┏━━

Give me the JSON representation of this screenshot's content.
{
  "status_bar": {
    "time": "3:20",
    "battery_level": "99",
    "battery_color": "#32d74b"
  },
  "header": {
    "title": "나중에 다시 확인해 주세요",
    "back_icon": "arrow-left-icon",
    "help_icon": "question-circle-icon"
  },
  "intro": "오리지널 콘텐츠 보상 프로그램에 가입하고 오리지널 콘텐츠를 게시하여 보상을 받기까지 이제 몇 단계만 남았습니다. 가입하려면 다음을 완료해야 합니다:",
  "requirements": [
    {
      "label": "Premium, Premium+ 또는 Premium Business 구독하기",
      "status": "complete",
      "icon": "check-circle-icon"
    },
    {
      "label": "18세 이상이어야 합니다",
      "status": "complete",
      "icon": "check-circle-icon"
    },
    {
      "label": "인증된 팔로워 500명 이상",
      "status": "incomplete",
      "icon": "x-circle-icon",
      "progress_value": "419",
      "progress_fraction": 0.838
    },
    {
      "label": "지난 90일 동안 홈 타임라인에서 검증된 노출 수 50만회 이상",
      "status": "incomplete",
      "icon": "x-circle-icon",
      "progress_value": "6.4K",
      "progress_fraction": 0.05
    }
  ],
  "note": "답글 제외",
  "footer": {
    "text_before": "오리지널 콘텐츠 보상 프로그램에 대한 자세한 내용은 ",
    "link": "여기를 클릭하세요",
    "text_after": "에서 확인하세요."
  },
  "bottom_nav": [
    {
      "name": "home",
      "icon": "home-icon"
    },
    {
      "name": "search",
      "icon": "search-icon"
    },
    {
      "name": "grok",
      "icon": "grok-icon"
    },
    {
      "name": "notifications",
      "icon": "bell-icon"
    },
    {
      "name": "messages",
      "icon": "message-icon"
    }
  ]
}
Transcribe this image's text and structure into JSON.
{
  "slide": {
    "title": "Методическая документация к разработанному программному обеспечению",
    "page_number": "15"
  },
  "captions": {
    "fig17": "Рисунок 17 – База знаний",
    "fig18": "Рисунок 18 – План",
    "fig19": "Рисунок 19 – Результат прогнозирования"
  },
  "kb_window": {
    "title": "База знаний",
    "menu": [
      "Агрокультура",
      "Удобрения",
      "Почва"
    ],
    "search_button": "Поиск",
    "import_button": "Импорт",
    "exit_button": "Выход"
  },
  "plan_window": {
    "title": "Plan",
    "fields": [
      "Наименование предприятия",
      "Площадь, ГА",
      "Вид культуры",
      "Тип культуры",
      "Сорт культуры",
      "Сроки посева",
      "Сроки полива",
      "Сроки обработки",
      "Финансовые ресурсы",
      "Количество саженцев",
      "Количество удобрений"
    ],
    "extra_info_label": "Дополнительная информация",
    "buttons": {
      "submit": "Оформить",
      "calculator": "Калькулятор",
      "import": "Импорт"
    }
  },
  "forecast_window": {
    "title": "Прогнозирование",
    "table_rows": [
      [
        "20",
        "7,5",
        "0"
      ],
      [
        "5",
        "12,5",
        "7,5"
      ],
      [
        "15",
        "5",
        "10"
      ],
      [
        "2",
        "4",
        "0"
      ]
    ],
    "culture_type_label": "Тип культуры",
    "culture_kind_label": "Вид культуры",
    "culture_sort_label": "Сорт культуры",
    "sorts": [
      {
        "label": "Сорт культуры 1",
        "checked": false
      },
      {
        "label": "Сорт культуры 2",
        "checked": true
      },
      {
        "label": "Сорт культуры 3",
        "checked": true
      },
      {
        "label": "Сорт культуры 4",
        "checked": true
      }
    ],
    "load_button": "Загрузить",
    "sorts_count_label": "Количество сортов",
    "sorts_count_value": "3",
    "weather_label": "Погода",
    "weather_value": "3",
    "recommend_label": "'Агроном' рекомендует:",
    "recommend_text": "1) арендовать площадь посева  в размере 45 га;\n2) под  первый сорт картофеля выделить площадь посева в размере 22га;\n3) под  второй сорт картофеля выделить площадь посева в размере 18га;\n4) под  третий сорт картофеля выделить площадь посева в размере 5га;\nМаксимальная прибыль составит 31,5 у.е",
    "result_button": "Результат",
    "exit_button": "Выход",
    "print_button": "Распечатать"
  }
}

┗━━

Reproduce the data in full, exactly as presented.

Give me the JSON representation of this screenshot's content.
{
  "status_bar": {
    "time": "3:20",
    "battery_level": "99",
    "battery_color": "#32d74b"
  },
  "header": {
    "title": "나중에 다시 확인해 주세요",
    "back_icon": "arrow-left-icon",
    "help_icon": "question-circle-icon"
  },
  "intro": "오리지널 콘텐츠 보상 프로그램에 가입하고 오리지널 콘텐츠를 게시하여 보상을 받기까지 이제 몇 단계만 남았습니다. 가입하려면 다음을 완료해야 합니다:",
  "requirements": [
    {
      "label": "Premium, Premium+ 또는 Premium Business 구독하기",
      "status": "complete",
      "icon": "check-circle-icon"
    },
    {
      "label": "18세 이상이어야 합니다",
      "status": "complete",
      "icon": "check-circle-icon"
    },
    {
      "label": "인증된 팔로워 500명 이상",
      "status": "incomplete",
      "icon": "x-circle-icon",
      "progress_value": "419",
      "progress_fraction": 0.838
    },
    {
      "label": "지난 90일 동안 홈 타임라인에서 검증된 노출 수 50만회 이상",
      "status": "incomplete",
      "icon": "x-circle-icon",
      "progress_value": "6.4K",
      "progress_fraction": 0.05
    }
  ],
  "note": "답글 제외",
  "footer": {
    "text_before": "오리지널 콘텐츠 보상 프로그램에 대한 자세한 내용은 ",
    "link": "여기를 클릭하세요",
    "text_after": "에서 확인하세요."
  },
  "bottom_nav": [
    {
      "name": "home",
      "icon": "home-icon"
    },
    {
      "name": "search",
      "icon": "search-icon"
    },
    {
      "name": "grok",
      "icon": "grok-icon"
    },
    {
      "name": "notifications",
      "icon": "bell-icon"
    },
    {
      "name": "messages",
      "icon": "message-icon"
    }
  ]
}
Transcribe this image's text and structure into JSON.
{
  "slide": {
    "title": "Методическая документация к разработанному программному обеспечению",
    "page_number": "15"
  },
  "captions": {
    "fig17": "Рисунок 17 – База знаний",
    "fig18": "Рисунок 18 – План",
    "fig19": "Рисунок 19 – Результат прогнозирования"
  },
  "kb_window": {
    "title": "База знаний",
    "menu": [
      "Агрокультура",
      "Удобрения",
      "Почва"
    ],
    "search_button": "Поиск",
    "import_button": "Импорт",
    "exit_button": "Выход"
  },
  "plan_window": {
    "title": "Plan",
    "fields": [
      "Наименование предприятия",
      "Площадь, ГА",
      "Вид культуры",
      "Тип культуры",
      "Сорт культуры",
      "Сроки посева",
      "Сроки полива",
      "Сроки обработки",
      "Финансовые ресурсы",
      "Количество саженцев",
      "Количество удобрений"
    ],
    "extra_info_label": "Дополнительная информация",
    "buttons": {
      "submit": "Оформить",
      "calculator": "Калькулятор",
      "import": "Импорт"
    }
  },
  "forecast_window": {
    "title": "Прогнозирование",
    "table_rows": [
      [
        "20",
        "7,5",
        "0"
      ],
      [
        "5",
        "12,5",
        "7,5"
      ],
      [
        "15",
        "5",
        "10"
      ],
      [
        "2",
        "4",
        "0"
      ]
    ],
    "culture_type_label": "Тип культуры",
    "culture_kind_label": "Вид культуры",
    "culture_sort_label": "Сорт культуры",
    "sorts": [
      {
        "label": "Сорт культуры 1",
        "checked": false
      },
      {
        "label": "Сорт культуры 2",
        "checked": true
      },
      {
        "label": "Сорт культуры 3",
        "checked": true
      },
      {
        "label": "Сорт культуры 4",
        "checked": true
      }
    ],
    "load_button": "Загрузить",
    "sorts_count_label": "Количество сортов",
    "sorts_count_value": "3",
    "weather_label": "Погода",
    "weather_value": "3",
    "recommend_label": "'Агроном' рекомендует:",
    "recommend_text": "1) арендовать площадь посева  в размере 45 га;\n2) под  первый сорт картофеля выделить площадь посева в размере 22га;\n3) под  второй сорт картофеля выделить площадь посева в размере 18га;\n4) под  третий сорт картофеля выделить площадь посева в размере 5га;\nМаксимальная прибыль составит 31,5 у.е",
    "result_button": "Результат",
    "exit_button": "Выход",
    "print_button": "Распечатать"
  }
}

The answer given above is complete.